Figure contents as structured data:

** START **

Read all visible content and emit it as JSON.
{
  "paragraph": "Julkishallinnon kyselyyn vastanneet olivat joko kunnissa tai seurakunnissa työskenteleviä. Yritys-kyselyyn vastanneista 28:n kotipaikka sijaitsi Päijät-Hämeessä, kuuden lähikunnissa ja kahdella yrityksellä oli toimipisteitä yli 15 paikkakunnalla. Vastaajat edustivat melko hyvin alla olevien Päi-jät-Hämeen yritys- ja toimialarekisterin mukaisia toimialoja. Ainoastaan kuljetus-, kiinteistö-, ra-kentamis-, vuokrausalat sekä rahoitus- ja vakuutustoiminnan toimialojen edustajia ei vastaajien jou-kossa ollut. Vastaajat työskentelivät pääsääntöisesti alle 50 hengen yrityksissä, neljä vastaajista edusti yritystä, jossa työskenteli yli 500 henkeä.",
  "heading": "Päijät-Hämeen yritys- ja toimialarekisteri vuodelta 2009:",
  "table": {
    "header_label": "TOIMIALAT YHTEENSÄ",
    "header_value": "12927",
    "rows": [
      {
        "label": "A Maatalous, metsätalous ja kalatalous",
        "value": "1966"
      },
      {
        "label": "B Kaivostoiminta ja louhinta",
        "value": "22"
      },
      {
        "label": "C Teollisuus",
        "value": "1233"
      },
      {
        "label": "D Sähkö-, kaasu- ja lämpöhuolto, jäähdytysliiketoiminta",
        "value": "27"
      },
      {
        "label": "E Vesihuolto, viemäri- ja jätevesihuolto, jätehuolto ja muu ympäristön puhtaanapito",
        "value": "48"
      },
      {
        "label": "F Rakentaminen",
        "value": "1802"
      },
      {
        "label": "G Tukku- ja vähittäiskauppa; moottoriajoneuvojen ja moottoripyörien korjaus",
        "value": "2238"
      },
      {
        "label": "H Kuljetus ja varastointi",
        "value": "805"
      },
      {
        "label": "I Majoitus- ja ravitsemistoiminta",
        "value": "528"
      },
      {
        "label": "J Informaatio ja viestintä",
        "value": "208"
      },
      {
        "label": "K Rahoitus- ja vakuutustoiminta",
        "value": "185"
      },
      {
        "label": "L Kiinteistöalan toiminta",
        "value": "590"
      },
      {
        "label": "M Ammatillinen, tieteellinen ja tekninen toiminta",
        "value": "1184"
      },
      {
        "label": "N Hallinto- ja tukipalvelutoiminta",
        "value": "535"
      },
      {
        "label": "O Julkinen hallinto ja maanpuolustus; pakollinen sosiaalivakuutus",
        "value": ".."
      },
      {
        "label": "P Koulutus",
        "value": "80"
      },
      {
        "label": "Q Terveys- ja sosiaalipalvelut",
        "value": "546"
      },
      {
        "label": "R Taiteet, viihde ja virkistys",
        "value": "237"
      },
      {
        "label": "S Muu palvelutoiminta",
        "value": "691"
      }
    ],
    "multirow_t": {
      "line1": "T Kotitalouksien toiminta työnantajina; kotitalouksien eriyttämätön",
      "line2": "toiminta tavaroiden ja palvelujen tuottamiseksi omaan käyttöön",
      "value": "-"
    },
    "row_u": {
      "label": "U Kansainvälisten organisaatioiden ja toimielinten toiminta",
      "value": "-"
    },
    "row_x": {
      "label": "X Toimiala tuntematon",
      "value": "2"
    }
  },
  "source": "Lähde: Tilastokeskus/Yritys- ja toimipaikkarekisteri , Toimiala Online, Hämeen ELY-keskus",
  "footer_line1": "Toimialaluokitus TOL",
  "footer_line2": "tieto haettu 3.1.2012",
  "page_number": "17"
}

** END **

*WHAT IS REQUIRED*:
Give back the whole listing, word for word.

*TASK RESULT*:
Read all visible content and emit it as JSON.
{
  "paragraph": "Julkishallinnon kyselyyn vastanneet olivat joko kunnissa tai seurakunnissa työskenteleviä. Yritys-kyselyyn vastanneista 28:n kotipaikka sijaitsi Päijät-Hämeessä, kuuden lähikunnissa ja kahdella yrityksellä oli toimipisteitä yli 15 paikkakunnalla. Vastaajat edustivat melko hyvin alla olevien Päi-jät-Hämeen yritys- ja toimialarekisterin mukaisia toimialoja. Ainoastaan kuljetus-, kiinteistö-, ra-kentamis-, vuokrausalat sekä rahoitus- ja vakuutustoiminnan toimialojen edustajia ei vastaajien jou-kossa ollut. Vastaajat työskentelivät pääsääntöisesti alle 50 hengen yrityksissä, neljä vastaajista edusti yritystä, jossa työskenteli yli 500 henkeä.",
  "heading": "Päijät-Hämeen yritys- ja toimialarekisteri vuodelta 2009:",
  "table": {
    "header_label": "TOIMIALAT YHTEENSÄ",
    "header_value": "12927",
    "rows": [
      {
        "label": "A Maatalous, metsätalous ja kalatalous",
        "value": "1966"
      },
      {
        "label": "B Kaivostoiminta ja louhinta",
        "value": "22"
      },
      {
        "label": "C Teollisuus",
        "value": "1233"
      },
      {
        "label": "D Sähkö-, kaasu- ja lämpöhuolto, jäähdytysliiketoiminta",
        "value": "27"
      },
      {
        "label": "E Vesihuolto, viemäri- ja jätevesihuolto, jätehuolto ja muu ympäristön puhtaanapito",
        "value": "48"
      },
      {
        "label": "F Rakentaminen",
        "value": "1802"
      },
      {
        "label": "G Tukku- ja vähittäiskauppa; moottoriajoneuvojen ja moottoripyörien korjaus",
        "value": "2238"
      },
      {
        "label": "H Kuljetus ja varastointi",
        "value": "805"
      },
      {
        "label": "I Majoitus- ja ravitsemistoiminta",
        "value": "528"
      },
      {
        "label": "J Informaatio ja viestintä",
        "value": "208"
      },
      {
        "label": "K Rahoitus- ja vakuutustoiminta",
        "value": "185"
      },
      {
        "label": "L Kiinteistöalan toiminta",
        "value": "590"
      },
      {
        "label": "M Ammatillinen, tieteellinen ja tekninen toiminta",
        "value": "1184"
      },
      {
        "label": "N Hallinto- ja tukipalvelutoiminta",
        "value": "535"
      },
      {
        "label": "O Julkinen hallinto ja maanpuolustus; pakollinen sosiaalivakuutus",
        "value": ".."
      },
      {
        "label": "P Koulutus",
        "value": "80"
      },
      {
        "label": "Q Terveys- ja sosiaalipalvelut",
        "value": "546"
      },
      {
        "label": "R Taiteet, viihde ja virkistys",
        "value": "237"
      },
      {
        "label": "S Muu palvelutoiminta",
        "value": "691"
      }
    ],
    "multirow_t": {
      "line1": "T Kotitalouksien toiminta työnantajina; kotitalouksien eriyttämätön",
      "line2": "toiminta tavaroiden ja palvelujen tuottamiseksi omaan käyttöön",
      "value": "-"
    },
    "row_u": {
      "label": "U Kansainvälisten organisaatioiden ja toimielinten toiminta",
      "value": "-"
    },
    "row_x": {
      "label": "X Toimiala tuntematon",
      "value": "2"
    }
  },
  "source": "Lähde: Tilastokeskus/Yritys- ja toimipaikkarekisteri , Toimiala Online, Hämeen ELY-keskus",
  "footer_line1": "Toimialaluokitus TOL",
  "footer_line2": "tieto haettu 3.1.2012",
  "page_number": "17"
}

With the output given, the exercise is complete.